--- Start ---

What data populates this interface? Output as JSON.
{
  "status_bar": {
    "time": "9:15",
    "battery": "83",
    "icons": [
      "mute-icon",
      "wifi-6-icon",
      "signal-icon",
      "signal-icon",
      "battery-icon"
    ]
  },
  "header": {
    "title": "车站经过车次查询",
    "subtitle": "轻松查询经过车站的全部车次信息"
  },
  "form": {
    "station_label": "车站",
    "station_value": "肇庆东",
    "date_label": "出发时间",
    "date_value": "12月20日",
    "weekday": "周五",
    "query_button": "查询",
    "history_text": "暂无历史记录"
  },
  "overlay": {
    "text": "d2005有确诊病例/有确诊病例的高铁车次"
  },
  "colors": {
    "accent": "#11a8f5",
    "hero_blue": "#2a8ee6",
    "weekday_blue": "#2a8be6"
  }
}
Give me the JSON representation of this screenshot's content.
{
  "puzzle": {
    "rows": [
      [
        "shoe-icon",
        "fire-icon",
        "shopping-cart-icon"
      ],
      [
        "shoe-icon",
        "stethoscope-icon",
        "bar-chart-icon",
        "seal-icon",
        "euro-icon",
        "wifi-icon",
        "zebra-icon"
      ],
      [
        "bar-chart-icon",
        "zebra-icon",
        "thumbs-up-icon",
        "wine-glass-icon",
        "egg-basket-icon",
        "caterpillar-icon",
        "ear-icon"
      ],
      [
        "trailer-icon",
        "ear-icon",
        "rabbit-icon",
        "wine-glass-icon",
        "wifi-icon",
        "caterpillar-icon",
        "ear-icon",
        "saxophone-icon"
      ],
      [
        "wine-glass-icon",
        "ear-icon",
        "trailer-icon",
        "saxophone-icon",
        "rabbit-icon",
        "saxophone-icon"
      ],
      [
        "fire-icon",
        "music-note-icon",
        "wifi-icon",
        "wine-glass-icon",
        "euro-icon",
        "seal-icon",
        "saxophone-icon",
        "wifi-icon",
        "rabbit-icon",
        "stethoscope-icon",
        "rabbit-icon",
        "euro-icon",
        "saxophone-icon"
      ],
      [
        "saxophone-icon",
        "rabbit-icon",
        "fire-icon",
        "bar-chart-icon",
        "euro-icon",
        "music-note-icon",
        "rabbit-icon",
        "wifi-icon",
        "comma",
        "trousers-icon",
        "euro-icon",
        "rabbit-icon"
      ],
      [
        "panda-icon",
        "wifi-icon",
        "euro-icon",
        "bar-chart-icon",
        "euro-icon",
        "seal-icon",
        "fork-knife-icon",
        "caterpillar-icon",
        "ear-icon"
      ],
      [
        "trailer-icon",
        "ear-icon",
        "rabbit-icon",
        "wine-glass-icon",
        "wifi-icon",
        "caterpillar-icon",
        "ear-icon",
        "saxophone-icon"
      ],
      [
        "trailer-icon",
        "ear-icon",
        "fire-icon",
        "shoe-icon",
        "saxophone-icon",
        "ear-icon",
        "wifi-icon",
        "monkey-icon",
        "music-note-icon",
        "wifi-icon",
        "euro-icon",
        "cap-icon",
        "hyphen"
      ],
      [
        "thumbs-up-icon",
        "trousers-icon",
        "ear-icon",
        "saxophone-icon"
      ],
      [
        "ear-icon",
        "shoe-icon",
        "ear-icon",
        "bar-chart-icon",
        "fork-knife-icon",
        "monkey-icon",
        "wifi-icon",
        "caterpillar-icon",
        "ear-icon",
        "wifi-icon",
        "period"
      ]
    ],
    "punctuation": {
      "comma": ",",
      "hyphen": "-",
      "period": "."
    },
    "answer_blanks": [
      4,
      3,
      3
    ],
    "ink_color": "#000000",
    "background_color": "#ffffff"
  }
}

--- End ---

Job
Copy out the material word for word and line for line.

Final answer
What data populates this interface? Output as JSON.
{
  "status_bar": {
    "time": "9:15",
    "battery": "83",
    "icons": [
      "mute-icon",
      "wifi-6-icon",
      "signal-icon",
      "signal-icon",
      "battery-icon"
    ]
  },
  "header": {
    "title": "车站经过车次查询",
    "subtitle": "轻松查询经过车站的全部车次信息"
  },
  "form": {
    "station_label": "车站",
    "station_value": "肇庆东",
    "date_label": "出发时间",
    "date_value": "12月20日",
    "weekday": "周五",
    "query_button": "查询",
    "history_text": "暂无历史记录"
  },
  "overlay": {
    "text": "d2005有确诊病例/有确诊病例的高铁车次"
  },
  "colors": {
    "accent": "#11a8f5",
    "hero_blue": "#2a8ee6",
    "weekday_blue": "#2a8be6"
  }
}
Give me the JSON representation of this screenshot's content.
{
  "puzzle": {
    "rows": [
      [
        "shoe-icon",
        "fire-icon",
        "shopping-cart-icon"
      ],
      [
        "shoe-icon",
        "stethoscope-icon",
        "bar-chart-icon",
        "seal-icon",
        "euro-icon",
        "wifi-icon",
        "zebra-icon"
      ],
      [
        "bar-chart-icon",
        "zebra-icon",
        "thumbs-up-icon",
        "wine-glass-icon",
        "egg-basket-icon",
        "caterpillar-icon",
        "ear-icon"
      ],
      [
        "trailer-icon",
        "ear-icon",
        "rabbit-icon",
        "wine-glass-icon",
        "wifi-icon",
        "caterpillar-icon",
        "ear-icon",
        "saxophone-icon"
      ],
      [
        "wine-glass-icon",
        "ear-icon",
        "trailer-icon",
        "saxophone-icon",
        "rabbit-icon",
        "saxophone-icon"
      ],
      [
        "fire-icon",
        "music-note-icon",
        "wifi-icon",
        "wine-glass-icon",
        "euro-icon",
        "seal-icon",
        "saxophone-icon",
        "wifi-icon",
        "rabbit-icon",
        "stethoscope-icon",
        "rabbit-icon",
        "euro-icon",
        "saxophone-icon"
      ],
      [
        "saxophone-icon",
        "rabbit-icon",
        "fire-icon",
        "bar-chart-icon",
        "euro-icon",
        "music-note-icon",
        "rabbit-icon",
        "wifi-icon",
        "comma",
        "trousers-icon",
        "euro-icon",
        "rabbit-icon"
      ],
      [
        "panda-icon",
        "wifi-icon",
        "euro-icon",
        "bar-chart-icon",
        "euro-icon",
        "seal-icon",
        "fork-knife-icon",
        "caterpillar-icon",
        "ear-icon"
      ],
      [
        "trailer-icon",
        "ear-icon",
        "rabbit-icon",
        "wine-glass-icon",
        "wifi-icon",
        "caterpillar-icon",
        "ear-icon",
        "saxophone-icon"
      ],
      [
        "trailer-icon",
        "ear-icon",
        "fire-icon",
        "shoe-icon",
        "saxophone-icon",
        "ear-icon",
        "wifi-icon",
        "monkey-icon",
        "music-note-icon",
        "wifi-icon",
        "euro-icon",
        "cap-icon",
        "hyphen"
      ],
      [
        "thumbs-up-icon",
        "trousers-icon",
        "ear-icon",
        "saxophone-icon"
      ],
      [
        "ear-icon",
        "shoe-icon",
        "ear-icon",
        "bar-chart-icon",
        "fork-knife-icon",
        "monkey-icon",
        "wifi-icon",
        "caterpillar-icon",
        "ear-icon",
        "wifi-icon",
        "period"
      ]
    ],
    "punctuation": {
      "comma": ",",
      "hyphen": "-",
      "period": "."
    },
    "answer_blanks": [
      4,
      3,
      3
    ],
    "ink_color": "#000000",
    "background_color": "#ffffff"
  }
}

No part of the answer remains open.